--- Start ---

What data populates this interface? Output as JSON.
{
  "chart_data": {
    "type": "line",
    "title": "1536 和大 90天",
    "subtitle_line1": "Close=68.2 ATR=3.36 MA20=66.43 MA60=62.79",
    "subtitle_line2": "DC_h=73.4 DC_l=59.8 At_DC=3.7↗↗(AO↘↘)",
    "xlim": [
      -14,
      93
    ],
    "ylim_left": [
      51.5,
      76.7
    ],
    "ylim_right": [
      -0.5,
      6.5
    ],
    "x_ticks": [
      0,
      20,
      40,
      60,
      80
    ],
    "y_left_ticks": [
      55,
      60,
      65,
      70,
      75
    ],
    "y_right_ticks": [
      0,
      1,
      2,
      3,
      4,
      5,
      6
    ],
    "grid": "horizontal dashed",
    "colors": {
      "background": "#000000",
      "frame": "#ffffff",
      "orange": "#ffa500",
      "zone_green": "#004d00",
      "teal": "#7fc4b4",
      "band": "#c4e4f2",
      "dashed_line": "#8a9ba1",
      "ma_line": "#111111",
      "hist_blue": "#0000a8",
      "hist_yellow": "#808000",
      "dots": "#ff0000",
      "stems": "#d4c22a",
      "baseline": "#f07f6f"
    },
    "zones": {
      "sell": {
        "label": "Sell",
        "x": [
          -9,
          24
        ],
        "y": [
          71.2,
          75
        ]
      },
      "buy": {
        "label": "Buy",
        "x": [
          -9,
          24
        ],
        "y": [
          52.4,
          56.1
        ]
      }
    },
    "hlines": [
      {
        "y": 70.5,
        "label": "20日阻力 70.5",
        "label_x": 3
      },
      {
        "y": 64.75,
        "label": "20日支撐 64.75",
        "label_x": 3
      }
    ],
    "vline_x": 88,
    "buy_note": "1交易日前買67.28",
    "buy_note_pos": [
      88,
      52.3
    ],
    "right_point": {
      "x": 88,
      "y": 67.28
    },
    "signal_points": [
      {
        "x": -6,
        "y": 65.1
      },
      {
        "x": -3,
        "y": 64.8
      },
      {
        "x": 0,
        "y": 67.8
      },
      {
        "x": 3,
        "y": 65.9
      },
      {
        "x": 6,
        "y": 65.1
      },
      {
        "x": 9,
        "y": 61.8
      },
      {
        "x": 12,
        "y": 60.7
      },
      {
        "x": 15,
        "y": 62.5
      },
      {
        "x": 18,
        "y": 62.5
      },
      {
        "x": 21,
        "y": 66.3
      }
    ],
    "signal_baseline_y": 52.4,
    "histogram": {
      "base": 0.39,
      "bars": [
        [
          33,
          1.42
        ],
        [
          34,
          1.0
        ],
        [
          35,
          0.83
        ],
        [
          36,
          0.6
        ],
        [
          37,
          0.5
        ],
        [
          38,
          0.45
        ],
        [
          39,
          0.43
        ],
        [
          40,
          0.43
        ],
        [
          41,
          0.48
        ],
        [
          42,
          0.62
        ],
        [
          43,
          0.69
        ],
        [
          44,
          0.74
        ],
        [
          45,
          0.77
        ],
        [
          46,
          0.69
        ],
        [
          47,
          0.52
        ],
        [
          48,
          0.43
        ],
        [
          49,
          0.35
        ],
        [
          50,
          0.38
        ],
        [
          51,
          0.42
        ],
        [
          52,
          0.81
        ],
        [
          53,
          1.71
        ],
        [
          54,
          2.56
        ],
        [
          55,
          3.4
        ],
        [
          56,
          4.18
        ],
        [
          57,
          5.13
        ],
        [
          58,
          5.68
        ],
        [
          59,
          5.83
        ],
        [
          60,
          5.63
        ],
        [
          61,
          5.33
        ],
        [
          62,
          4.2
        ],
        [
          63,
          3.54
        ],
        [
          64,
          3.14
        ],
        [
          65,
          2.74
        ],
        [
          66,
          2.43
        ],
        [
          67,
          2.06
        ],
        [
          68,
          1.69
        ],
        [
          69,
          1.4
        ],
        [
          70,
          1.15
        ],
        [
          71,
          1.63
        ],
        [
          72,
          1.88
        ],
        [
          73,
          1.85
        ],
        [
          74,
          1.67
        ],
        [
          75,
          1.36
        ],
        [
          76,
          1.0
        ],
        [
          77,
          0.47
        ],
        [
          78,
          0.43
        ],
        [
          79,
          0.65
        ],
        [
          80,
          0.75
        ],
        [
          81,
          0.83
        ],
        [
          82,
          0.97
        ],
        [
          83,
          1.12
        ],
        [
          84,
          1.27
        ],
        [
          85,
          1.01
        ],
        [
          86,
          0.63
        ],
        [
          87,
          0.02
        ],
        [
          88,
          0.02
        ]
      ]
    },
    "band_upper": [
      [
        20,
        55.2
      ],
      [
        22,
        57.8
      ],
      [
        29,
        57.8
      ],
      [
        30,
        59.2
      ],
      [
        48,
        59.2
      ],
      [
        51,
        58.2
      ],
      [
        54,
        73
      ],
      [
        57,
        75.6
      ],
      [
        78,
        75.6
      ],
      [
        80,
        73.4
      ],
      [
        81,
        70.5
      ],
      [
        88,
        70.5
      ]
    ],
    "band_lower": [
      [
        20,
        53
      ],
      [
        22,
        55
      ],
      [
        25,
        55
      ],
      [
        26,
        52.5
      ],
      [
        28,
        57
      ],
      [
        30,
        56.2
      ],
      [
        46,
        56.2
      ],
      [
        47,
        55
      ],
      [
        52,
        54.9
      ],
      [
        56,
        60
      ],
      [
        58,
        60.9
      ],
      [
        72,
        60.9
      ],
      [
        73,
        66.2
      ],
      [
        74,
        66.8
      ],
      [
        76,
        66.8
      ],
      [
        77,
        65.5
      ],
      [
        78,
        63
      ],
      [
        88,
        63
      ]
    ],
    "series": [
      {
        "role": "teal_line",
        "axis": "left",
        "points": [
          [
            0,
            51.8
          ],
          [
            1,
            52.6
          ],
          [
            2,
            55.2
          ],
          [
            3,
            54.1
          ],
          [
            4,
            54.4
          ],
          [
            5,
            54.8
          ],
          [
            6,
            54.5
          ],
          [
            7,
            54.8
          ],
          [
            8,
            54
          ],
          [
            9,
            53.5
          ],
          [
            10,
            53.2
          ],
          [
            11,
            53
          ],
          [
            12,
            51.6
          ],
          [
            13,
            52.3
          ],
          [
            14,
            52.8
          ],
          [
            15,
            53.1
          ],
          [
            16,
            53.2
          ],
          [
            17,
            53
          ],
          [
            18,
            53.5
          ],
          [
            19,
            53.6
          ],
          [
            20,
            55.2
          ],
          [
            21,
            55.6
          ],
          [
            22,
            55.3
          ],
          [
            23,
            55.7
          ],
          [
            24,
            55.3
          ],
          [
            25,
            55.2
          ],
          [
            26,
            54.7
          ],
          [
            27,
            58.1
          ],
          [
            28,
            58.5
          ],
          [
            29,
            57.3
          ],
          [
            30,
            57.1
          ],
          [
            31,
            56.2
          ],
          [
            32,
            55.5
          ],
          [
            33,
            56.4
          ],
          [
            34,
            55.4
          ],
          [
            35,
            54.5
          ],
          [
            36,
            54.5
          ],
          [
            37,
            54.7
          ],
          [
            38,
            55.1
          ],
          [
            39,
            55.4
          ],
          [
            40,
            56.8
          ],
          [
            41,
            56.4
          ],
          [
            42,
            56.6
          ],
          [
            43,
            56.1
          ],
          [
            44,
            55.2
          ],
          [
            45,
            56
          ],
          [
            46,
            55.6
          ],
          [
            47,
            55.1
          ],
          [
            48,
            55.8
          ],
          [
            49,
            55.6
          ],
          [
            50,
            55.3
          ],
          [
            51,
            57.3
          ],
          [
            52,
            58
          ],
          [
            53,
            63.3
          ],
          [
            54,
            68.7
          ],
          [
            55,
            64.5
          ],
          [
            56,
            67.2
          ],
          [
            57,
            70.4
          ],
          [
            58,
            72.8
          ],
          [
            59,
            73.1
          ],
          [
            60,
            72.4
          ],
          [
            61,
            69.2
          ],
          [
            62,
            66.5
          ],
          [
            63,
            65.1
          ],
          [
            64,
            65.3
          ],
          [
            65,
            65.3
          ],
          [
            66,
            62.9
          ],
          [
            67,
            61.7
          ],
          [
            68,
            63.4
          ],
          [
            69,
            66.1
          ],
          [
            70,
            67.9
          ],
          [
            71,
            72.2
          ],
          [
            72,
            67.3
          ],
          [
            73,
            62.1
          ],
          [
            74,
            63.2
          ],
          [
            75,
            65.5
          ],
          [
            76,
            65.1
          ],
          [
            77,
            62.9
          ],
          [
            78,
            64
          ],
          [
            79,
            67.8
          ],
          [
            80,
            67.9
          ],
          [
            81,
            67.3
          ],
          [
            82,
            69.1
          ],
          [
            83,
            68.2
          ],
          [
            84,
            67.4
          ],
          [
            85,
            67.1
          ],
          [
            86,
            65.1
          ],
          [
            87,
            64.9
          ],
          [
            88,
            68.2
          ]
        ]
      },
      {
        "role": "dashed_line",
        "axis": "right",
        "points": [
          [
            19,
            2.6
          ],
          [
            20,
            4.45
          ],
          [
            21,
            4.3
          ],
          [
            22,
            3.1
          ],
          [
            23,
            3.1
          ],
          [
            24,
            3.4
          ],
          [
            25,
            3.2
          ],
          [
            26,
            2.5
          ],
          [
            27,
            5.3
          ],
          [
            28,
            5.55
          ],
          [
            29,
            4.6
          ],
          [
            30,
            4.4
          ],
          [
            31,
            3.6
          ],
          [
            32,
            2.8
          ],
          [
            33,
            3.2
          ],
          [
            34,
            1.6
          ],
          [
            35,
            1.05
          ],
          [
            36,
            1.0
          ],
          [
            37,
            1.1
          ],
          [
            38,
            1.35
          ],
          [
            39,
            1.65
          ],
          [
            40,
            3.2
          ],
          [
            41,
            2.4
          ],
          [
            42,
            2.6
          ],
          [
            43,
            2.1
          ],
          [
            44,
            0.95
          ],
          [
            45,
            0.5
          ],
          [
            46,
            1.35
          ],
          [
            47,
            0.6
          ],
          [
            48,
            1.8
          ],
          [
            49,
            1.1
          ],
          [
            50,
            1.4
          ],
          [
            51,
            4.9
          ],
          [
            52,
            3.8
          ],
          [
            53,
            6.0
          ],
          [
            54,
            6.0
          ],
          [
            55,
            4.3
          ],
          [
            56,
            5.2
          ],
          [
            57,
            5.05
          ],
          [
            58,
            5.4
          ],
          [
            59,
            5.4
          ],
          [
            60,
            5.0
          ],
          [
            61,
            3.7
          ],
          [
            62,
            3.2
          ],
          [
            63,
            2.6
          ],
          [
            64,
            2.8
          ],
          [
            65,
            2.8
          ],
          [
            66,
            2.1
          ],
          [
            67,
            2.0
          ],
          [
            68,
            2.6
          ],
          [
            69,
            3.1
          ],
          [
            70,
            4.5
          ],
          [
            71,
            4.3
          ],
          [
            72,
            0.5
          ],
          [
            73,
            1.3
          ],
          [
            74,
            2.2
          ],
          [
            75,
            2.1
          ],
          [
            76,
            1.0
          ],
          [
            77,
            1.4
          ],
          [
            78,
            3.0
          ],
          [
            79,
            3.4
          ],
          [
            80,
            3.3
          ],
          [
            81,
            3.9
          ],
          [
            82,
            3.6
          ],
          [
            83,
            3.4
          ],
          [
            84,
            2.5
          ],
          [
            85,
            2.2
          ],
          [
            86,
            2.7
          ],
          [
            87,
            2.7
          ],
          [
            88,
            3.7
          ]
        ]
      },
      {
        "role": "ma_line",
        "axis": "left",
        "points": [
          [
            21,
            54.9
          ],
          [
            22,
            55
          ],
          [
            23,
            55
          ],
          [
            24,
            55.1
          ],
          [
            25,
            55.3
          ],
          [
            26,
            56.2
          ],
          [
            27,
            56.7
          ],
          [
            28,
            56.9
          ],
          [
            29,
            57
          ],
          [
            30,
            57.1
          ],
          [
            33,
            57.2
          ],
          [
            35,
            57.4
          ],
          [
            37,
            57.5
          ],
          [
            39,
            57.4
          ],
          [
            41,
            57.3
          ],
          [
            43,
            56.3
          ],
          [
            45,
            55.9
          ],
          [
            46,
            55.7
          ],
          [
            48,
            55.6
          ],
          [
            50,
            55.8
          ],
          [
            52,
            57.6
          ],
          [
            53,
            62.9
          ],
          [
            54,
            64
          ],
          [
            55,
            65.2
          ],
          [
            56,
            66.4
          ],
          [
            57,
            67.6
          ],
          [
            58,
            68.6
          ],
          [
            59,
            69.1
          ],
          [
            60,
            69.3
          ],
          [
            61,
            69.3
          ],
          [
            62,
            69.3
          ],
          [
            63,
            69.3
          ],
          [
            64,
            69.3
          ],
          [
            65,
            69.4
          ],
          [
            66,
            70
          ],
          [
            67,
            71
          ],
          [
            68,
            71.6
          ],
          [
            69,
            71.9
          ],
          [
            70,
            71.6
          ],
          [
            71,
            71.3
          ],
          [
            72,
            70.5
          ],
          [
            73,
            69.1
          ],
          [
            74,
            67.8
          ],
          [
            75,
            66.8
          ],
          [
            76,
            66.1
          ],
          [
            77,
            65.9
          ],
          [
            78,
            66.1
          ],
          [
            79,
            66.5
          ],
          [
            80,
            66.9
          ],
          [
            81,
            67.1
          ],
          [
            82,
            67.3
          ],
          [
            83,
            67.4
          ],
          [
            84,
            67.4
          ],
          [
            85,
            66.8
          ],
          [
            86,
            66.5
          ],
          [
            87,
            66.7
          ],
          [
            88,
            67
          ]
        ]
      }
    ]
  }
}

--- End ---

> [TASK PROMPT]:
Write only the number of lines in the records that include the word "role".

> [COMPLETED TASK]:
3